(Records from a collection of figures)
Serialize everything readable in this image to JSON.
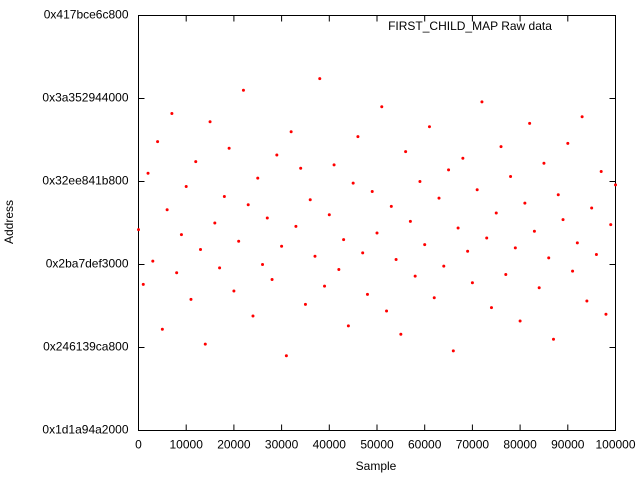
{
  "chart_data": {
    "type": "scatter",
    "title": "FIRST_CHILD_MAP Raw data",
    "x_label": "Sample",
    "y_label": "Address",
    "color": "#ff0000",
    "xlim": [
      0,
      100000
    ],
    "xticks": [
      0,
      10000,
      20000,
      30000,
      40000,
      50000,
      60000,
      70000,
      80000,
      90000,
      100000
    ],
    "ylim": [
      2000000000000,
      4500000000000
    ],
    "yticks": [
      {
        "value": 2000000000000,
        "label": "0x1d1a94a2000"
      },
      {
        "value": 2500000000000,
        "label": "0x246139ca800"
      },
      {
        "value": 3000000000000,
        "label": "0x2ba7def3000"
      },
      {
        "value": 3500000000000,
        "label": "0x32ee841b800"
      },
      {
        "value": 4000000000000,
        "label": "0x3a352944000"
      },
      {
        "value": 4500000000000,
        "label": "0x417bce6c800"
      }
    ],
    "grid": false,
    "x": [
      0,
      1000,
      2000,
      3000,
      4000,
      5000,
      6000,
      7000,
      8000,
      9000,
      10000,
      11000,
      12000,
      13000,
      14000,
      15000,
      16000,
      17000,
      18000,
      19000,
      20000,
      21000,
      22000,
      23000,
      24000,
      25000,
      26000,
      27000,
      28000,
      29000,
      30000,
      31000,
      32000,
      33000,
      34000,
      35000,
      36000,
      37000,
      38000,
      39000,
      40000,
      41000,
      42000,
      43000,
      44000,
      45000,
      46000,
      47000,
      48000,
      49000,
      50000,
      51000,
      52000,
      53000,
      54000,
      55000,
      56000,
      57000,
      58000,
      59000,
      60000,
      61000,
      62000,
      63000,
      64000,
      65000,
      66000,
      67000,
      68000,
      69000,
      70000,
      71000,
      72000,
      73000,
      74000,
      75000,
      76000,
      77000,
      78000,
      79000,
      80000,
      81000,
      82000,
      83000,
      84000,
      85000,
      86000,
      87000,
      88000,
      89000,
      90000,
      91000,
      92000,
      93000,
      94000,
      95000,
      96000,
      97000,
      98000,
      99000,
      100000
    ],
    "values": [
      3210000000000.0,
      2880000000000.0,
      3550000000000.0,
      3020000000000.0,
      3740000000000.0,
      2610000000000.0,
      3330000000000.0,
      3910000000000.0,
      2950000000000.0,
      3180000000000.0,
      3470000000000.0,
      2790000000000.0,
      3620000000000.0,
      3090000000000.0,
      2520000000000.0,
      3860000000000.0,
      3250000000000.0,
      2980000000000.0,
      3410000000000.0,
      3700000000000.0,
      2840000000000.0,
      3140000000000.0,
      4050000000000.0,
      3360000000000.0,
      2690000000000.0,
      3520000000000.0,
      3000000000000.0,
      3280000000000.0,
      2910000000000.0,
      3660000000000.0,
      3110000000000.0,
      2450000000000.0,
      3800000000000.0,
      3230000000000.0,
      3580000000000.0,
      2760000000000.0,
      3390000000000.0,
      3050000000000.0,
      4120000000000.0,
      2870000000000.0,
      3300000000000.0,
      3600000000000.0,
      2970000000000.0,
      3150000000000.0,
      2630000000000.0,
      3490000000000.0,
      3770000000000.0,
      3070000000000.0,
      2820000000000.0,
      3440000000000.0,
      3190000000000.0,
      3950000000000.0,
      2720000000000.0,
      3350000000000.0,
      3030000000000.0,
      2580000000000.0,
      3680000000000.0,
      3260000000000.0,
      2930000000000.0,
      3500000000000.0,
      3120000000000.0,
      3830000000000.0,
      2800000000000.0,
      3400000000000.0,
      2990000000000.0,
      3570000000000.0,
      2480000000000.0,
      3220000000000.0,
      3640000000000.0,
      3080000000000.0,
      2890000000000.0,
      3450000000000.0,
      3980000000000.0,
      3160000000000.0,
      2740000000000.0,
      3310000000000.0,
      3710000000000.0,
      2940000000000.0,
      3530000000000.0,
      3100000000000.0,
      2660000000000.0,
      3370000000000.0,
      3850000000000.0,
      3200000000000.0,
      2860000000000.0,
      3610000000000.0,
      3040000000000.0,
      2550000000000.0,
      3420000000000.0,
      3270000000000.0,
      3730000000000.0,
      2960000000000.0,
      3130000000000.0,
      3890000000000.0,
      2780000000000.0,
      3340000000000.0,
      3060000000000.0,
      3560000000000.0,
      2700000000000.0,
      3240000000000.0,
      3480000000000.0
    ]
  }
}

WORK INSTRUCTIONS — Repeat the material verbatim. Do not carry over any picture.

WORKED SOLUTION —
Serialize everything readable in this image to JSON.
{
  "chart_data": {
    "type": "scatter",
    "title": "FIRST_CHILD_MAP Raw data",
    "x_label": "Sample",
    "y_label": "Address",
    "color": "#ff0000",
    "xlim": [
      0,
      100000
    ],
    "xticks": [
      0,
      10000,
      20000,
      30000,
      40000,
      50000,
      60000,
      70000,
      80000,
      90000,
      100000
    ],
    "ylim": [
      2000000000000,
      4500000000000
    ],
    "yticks": [
      {
        "value": 2000000000000,
        "label": "0x1d1a94a2000"
      },
      {
        "value": 2500000000000,
        "label": "0x246139ca800"
      },
      {
        "value": 3000000000000,
        "label": "0x2ba7def3000"
      },
      {
        "value": 3500000000000,
        "label": "0x32ee841b800"
      },
      {
        "value": 4000000000000,
        "label": "0x3a352944000"
      },
      {
        "value": 4500000000000,
        "label": "0x417bce6c800"
      }
    ],
    "grid": false,
    "x": [
      0,
      1000,
      2000,
      3000,
      4000,
      5000,
      6000,
      7000,
      8000,
      9000,
      10000,
      11000,
      12000,
      13000,
      14000,
      15000,
      16000,
      17000,
      18000,
      19000,
      20000,
      21000,
      22000,
      23000,
      24000,
      25000,
      26000,
      27000,
      28000,
      29000,
      30000,
      31000,
      32000,
      33000,
      34000,
      35000,
      36000,
      37000,
      38000,
      39000,
      40000,
      41000,
      42000,
      43000,
      44000,
      45000,
      46000,
      47000,
      48000,
      49000,
      50000,
      51000,
      52000,
      53000,
      54000,
      55000,
      56000,
      57000,
      58000,
      59000,
      60000,
      61000,
      62000,
      63000,
      64000,
      65000,
      66000,
      67000,
      68000,
      69000,
      70000,
      71000,
      72000,
      73000,
      74000,
      75000,
      76000,
      77000,
      78000,
      79000,
      80000,
      81000,
      82000,
      83000,
      84000,
      85000,
      86000,
      87000,
      88000,
      89000,
      90000,
      91000,
      92000,
      93000,
      94000,
      95000,
      96000,
      97000,
      98000,
      99000,
      100000
    ],
    "values": [
      3210000000000.0,
      2880000000000.0,
      3550000000000.0,
      3020000000000.0,
      3740000000000.0,
      2610000000000.0,
      3330000000000.0,
      3910000000000.0,
      2950000000000.0,
      3180000000000.0,
      3470000000000.0,
      2790000000000.0,
      3620000000000.0,
      3090000000000.0,
      2520000000000.0,
      3860000000000.0,
      3250000000000.0,
      2980000000000.0,
      3410000000000.0,
      3700000000000.0,
      2840000000000.0,
      3140000000000.0,
      4050000000000.0,
      3360000000000.0,
      2690000000000.0,
      3520000000000.0,
      3000000000000.0,
      3280000000000.0,
      2910000000000.0,
      3660000000000.0,
      3110000000000.0,
      2450000000000.0,
      3800000000000.0,
      3230000000000.0,
      3580000000000.0,
      2760000000000.0,
      3390000000000.0,
      3050000000000.0,
      4120000000000.0,
      2870000000000.0,
      3300000000000.0,
      3600000000000.0,
      2970000000000.0,
      3150000000000.0,
      2630000000000.0,
      3490000000000.0,
      3770000000000.0,
      3070000000000.0,
      2820000000000.0,
      3440000000000.0,
      3190000000000.0,
      3950000000000.0,
      2720000000000.0,
      3350000000000.0,
      3030000000000.0,
      2580000000000.0,
      3680000000000.0,
      3260000000000.0,
      2930000000000.0,
      3500000000000.0,
      3120000000000.0,
      3830000000000.0,
      2800000000000.0,
      3400000000000.0,
      2990000000000.0,
      3570000000000.0,
      2480000000000.0,
      3220000000000.0,
      3640000000000.0,
      3080000000000.0,
      2890000000000.0,
      3450000000000.0,
      3980000000000.0,
      3160000000000.0,
      2740000000000.0,
      3310000000000.0,
      3710000000000.0,
      2940000000000.0,
      3530000000000.0,
      3100000000000.0,
      2660000000000.0,
      3370000000000.0,
      3850000000000.0,
      3200000000000.0,
      2860000000000.0,
      3610000000000.0,
      3040000000000.0,
      2550000000000.0,
      3420000000000.0,
      3270000000000.0,
      3730000000000.0,
      2960000000000.0,
      3130000000000.0,
      3890000000000.0,
      2780000000000.0,
      3340000000000.0,
      3060000000000.0,
      3560000000000.0,
      2700000000000.0,
      3240000000000.0,
      3480000000000.0
    ]
  }
}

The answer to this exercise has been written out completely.